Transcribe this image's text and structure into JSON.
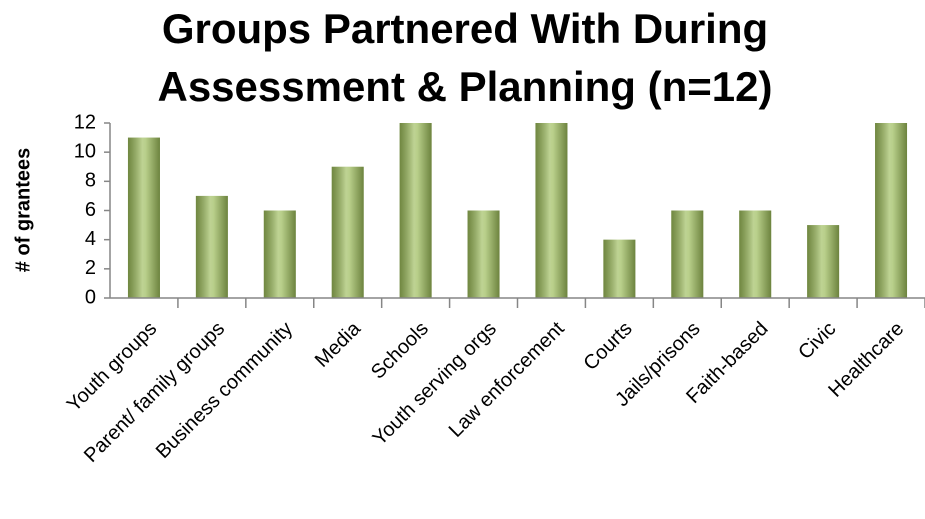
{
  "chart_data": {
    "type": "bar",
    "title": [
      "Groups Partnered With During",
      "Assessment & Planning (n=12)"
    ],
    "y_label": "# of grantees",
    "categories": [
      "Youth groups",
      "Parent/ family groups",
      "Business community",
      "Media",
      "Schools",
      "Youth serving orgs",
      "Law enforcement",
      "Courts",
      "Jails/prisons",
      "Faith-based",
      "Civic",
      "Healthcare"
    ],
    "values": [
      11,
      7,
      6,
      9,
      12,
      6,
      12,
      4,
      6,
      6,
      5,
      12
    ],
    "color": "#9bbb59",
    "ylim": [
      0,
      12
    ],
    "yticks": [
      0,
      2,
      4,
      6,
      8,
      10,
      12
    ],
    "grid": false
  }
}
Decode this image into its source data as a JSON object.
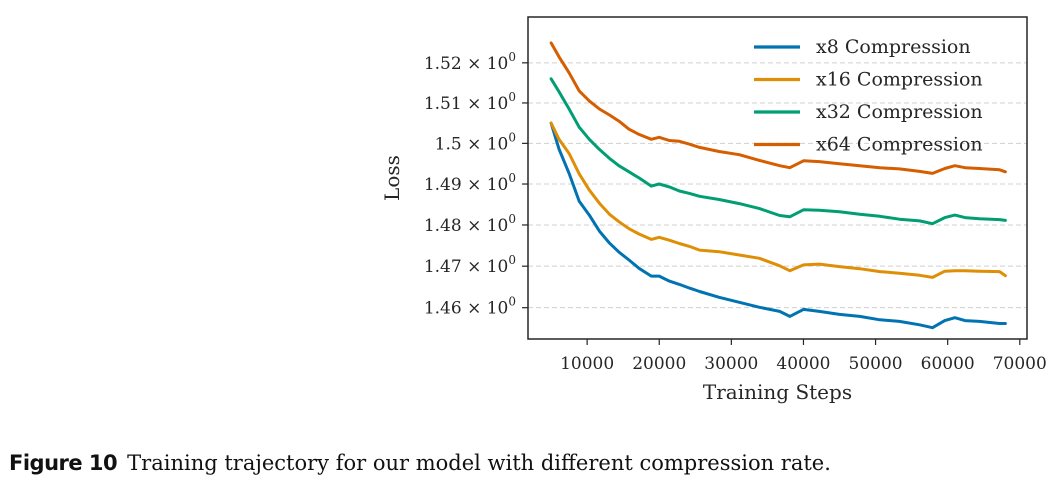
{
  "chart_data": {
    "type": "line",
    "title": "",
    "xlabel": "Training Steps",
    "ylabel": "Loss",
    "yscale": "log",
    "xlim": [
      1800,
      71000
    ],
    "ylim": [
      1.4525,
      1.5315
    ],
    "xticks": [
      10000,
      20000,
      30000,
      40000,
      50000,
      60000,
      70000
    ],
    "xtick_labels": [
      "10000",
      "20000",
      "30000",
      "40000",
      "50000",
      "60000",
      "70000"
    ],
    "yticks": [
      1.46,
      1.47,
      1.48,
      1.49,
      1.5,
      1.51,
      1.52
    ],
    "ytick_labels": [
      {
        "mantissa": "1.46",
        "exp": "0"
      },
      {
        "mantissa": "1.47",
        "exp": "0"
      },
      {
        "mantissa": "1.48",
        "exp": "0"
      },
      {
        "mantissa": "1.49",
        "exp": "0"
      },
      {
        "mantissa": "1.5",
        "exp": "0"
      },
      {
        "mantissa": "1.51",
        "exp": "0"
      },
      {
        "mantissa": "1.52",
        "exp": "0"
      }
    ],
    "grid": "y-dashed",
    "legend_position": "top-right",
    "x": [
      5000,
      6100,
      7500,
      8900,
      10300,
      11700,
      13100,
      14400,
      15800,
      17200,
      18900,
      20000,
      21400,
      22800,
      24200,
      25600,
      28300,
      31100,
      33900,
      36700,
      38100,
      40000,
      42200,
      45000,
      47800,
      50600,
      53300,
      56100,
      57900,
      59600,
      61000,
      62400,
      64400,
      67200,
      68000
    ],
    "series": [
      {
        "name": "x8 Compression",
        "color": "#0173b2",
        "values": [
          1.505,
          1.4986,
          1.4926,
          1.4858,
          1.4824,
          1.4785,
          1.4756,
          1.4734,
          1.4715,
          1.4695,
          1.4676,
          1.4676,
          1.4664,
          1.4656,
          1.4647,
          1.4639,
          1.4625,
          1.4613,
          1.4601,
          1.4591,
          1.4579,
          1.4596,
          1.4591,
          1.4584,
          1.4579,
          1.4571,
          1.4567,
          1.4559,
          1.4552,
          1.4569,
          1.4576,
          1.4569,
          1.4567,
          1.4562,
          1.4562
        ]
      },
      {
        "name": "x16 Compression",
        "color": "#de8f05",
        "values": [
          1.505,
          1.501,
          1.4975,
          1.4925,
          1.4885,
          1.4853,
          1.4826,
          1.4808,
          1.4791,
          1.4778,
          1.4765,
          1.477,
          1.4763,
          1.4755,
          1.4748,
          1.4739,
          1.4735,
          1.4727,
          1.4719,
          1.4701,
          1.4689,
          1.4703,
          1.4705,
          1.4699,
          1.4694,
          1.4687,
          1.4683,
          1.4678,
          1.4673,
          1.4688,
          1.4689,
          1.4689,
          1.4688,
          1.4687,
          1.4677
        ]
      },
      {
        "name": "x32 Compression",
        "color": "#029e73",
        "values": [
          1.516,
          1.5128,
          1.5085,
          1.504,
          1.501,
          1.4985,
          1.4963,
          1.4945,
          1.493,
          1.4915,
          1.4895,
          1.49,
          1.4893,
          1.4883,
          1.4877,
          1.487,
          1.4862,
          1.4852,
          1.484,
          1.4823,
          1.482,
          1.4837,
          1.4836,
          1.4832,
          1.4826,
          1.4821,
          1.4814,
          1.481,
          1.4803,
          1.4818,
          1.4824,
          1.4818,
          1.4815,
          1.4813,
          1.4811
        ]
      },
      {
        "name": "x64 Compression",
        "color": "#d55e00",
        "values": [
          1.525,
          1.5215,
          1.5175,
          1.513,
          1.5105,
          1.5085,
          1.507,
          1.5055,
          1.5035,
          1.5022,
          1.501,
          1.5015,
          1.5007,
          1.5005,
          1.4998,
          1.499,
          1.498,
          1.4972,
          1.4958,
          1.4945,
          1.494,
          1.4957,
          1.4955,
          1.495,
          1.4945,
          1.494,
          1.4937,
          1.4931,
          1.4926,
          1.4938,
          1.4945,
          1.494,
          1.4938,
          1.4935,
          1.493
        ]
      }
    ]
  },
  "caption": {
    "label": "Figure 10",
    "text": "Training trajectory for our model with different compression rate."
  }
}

---

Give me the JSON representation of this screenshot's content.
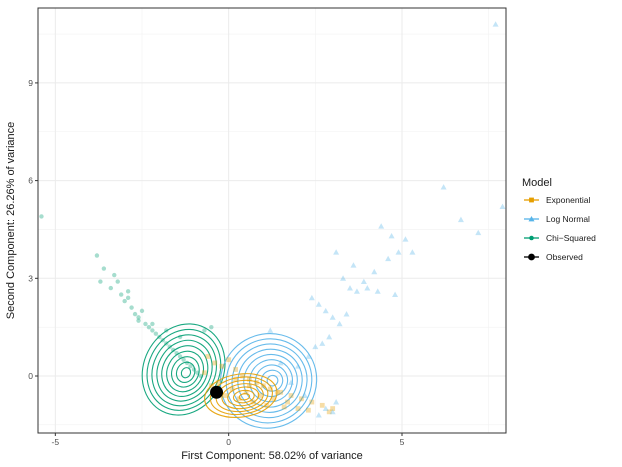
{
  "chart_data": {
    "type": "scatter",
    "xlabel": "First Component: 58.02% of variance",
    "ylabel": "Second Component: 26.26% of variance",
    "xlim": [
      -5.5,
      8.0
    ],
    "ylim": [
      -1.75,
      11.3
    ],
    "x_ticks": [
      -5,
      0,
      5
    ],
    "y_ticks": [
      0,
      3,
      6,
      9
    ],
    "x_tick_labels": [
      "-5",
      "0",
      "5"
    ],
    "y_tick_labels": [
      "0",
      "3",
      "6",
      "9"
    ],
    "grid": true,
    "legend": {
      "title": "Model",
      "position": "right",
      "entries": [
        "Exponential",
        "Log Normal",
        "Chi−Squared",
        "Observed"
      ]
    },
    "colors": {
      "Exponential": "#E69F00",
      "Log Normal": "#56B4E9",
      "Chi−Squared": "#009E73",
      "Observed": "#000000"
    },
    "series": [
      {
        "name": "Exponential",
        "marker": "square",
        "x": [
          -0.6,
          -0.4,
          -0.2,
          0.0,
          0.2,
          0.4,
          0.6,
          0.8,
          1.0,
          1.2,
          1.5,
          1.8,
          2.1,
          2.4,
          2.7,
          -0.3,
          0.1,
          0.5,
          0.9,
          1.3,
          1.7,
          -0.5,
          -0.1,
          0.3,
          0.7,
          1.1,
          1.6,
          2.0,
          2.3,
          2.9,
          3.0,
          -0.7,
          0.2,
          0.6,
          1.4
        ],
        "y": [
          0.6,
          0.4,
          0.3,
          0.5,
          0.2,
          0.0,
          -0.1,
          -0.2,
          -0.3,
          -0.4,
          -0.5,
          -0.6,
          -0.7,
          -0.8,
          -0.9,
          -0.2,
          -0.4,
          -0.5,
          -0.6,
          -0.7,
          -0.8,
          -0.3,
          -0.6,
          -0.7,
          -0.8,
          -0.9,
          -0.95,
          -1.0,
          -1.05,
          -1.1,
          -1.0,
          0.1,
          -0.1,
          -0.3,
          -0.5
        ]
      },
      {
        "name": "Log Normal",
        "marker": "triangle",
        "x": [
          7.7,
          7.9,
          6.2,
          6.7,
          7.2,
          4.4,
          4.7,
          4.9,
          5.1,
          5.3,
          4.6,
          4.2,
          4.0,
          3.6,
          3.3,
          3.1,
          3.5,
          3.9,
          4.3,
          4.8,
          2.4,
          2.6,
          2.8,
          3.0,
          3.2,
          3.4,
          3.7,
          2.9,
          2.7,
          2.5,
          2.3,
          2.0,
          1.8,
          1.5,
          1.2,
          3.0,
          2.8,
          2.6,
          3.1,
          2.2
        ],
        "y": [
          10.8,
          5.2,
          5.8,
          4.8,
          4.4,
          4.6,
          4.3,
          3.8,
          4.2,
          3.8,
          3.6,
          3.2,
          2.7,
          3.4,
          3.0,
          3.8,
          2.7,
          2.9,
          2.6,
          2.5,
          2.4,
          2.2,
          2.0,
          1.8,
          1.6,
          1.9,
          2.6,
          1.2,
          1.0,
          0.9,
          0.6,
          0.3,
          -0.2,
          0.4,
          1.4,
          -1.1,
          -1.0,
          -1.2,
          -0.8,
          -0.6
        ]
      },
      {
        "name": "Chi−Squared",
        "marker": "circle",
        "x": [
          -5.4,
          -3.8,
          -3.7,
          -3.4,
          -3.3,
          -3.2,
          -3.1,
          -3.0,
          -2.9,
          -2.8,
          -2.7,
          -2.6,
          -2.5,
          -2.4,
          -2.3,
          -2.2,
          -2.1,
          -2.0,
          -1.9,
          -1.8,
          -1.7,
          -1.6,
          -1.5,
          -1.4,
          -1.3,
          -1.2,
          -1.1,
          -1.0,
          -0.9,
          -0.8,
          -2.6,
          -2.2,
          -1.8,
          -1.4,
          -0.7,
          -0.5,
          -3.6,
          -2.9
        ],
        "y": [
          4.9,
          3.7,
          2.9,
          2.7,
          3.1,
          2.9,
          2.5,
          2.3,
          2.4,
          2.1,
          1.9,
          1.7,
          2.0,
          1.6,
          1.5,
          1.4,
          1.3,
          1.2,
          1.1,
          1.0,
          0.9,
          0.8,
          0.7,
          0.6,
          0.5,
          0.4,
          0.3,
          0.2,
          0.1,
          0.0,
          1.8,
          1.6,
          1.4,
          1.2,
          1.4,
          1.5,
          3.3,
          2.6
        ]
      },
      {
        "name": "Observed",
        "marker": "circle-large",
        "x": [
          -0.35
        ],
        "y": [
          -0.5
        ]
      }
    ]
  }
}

* Objective: Give only the number of lines in the data that include the string "Normal".

* Final answer: 3